**REQUEST**. From the material below, list every line containing "pedagogik".

===== MATERIAL PROVIDED =====

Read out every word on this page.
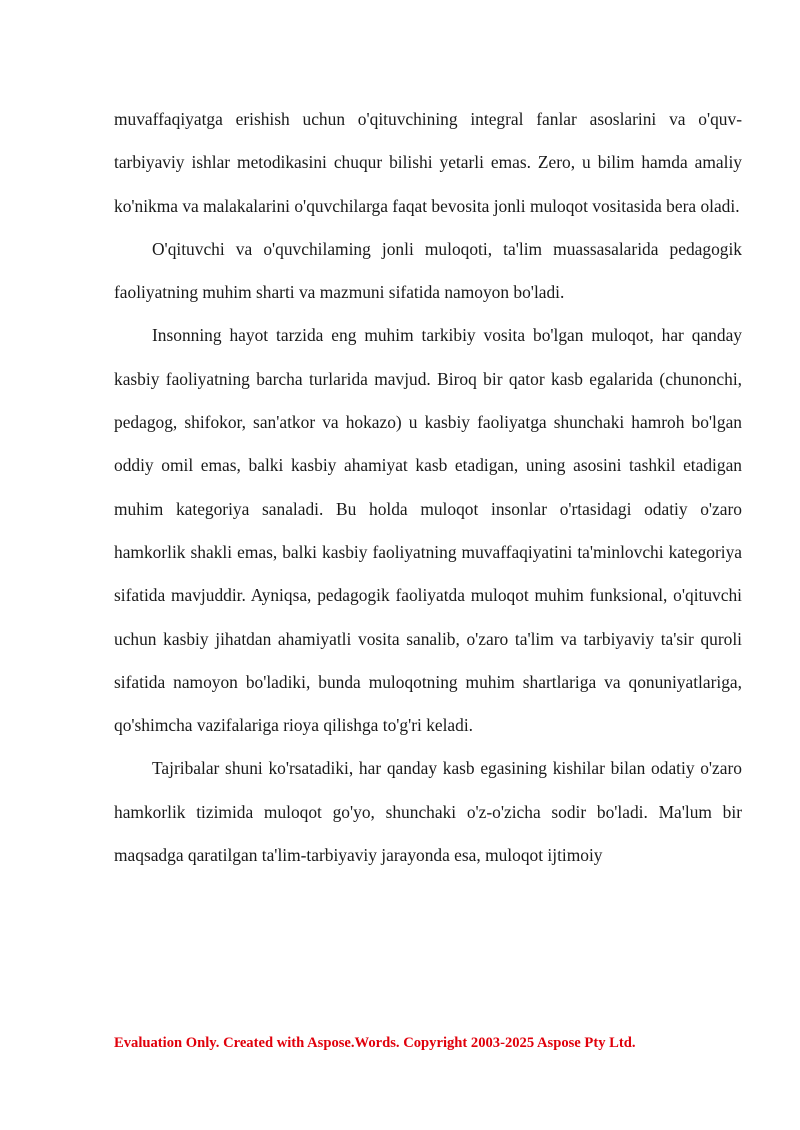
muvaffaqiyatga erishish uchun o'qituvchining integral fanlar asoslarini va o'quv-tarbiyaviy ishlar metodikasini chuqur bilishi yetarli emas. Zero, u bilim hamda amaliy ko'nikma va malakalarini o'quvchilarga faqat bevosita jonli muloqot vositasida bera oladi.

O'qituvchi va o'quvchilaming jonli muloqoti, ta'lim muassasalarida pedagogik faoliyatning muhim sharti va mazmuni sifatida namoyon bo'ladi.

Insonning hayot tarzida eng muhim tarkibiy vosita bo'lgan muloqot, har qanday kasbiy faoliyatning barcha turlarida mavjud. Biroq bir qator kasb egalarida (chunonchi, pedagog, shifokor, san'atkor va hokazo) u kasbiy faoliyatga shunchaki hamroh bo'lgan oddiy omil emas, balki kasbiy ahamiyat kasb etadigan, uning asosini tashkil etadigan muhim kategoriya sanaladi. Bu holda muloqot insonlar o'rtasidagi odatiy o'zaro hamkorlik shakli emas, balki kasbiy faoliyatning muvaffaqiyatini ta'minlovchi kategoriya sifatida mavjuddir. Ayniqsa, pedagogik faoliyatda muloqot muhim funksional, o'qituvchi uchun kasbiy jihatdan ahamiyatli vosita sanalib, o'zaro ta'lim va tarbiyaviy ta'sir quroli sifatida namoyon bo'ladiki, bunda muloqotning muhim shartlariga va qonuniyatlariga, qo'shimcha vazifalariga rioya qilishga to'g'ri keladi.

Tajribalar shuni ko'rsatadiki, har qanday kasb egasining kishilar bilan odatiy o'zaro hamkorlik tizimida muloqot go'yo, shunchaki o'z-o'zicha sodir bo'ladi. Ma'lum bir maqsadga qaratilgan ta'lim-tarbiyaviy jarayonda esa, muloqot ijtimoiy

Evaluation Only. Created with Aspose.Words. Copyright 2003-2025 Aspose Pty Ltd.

=====

**SOLUTION FOR THIS TASK**.
O'qituvchi va o'quvchilaming jonli muloqoti, ta'lim muassasalarida pedagogik faoliyatning muhim sharti va mazmuni sifatida namoyon bo'ladi.
Insonning hayot tarzida eng muhim tarkibiy vosita bo'lgan muloqot, har qanday kasbiy faoliyatning barcha turlarida mavjud. Biroq bir qator kasb egalarida (chunonchi, pedagog, shifokor, san'atkor va hokazo) u kasbiy faoliyatga shunchaki hamroh bo'lgan oddiy omil emas, balki kasbiy ahamiyat kasb etadigan, uning asosini tashkil etadigan muhim kategoriya sanaladi. Bu holda muloqot insonlar o'rtasidagi odatiy o'zaro hamkorlik shakli emas, balki kasbiy faoliyatning muvaffaqiyatini ta'minlovchi kategoriya sifatida mavjuddir. Ayniqsa, pedagogik faoliyatda muloqot muhim funksional, o'qituvchi uchun kasbiy jihatdan ahamiyatli vosita sanalib, o'zaro ta'lim va tarbiyaviy ta'sir quroli sifatida namoyon bo'ladiki, bunda muloqotning muhim shartlariga va qonuniyatlariga, qo'shimcha vazifalariga rioya qilishga to'g'ri keladi.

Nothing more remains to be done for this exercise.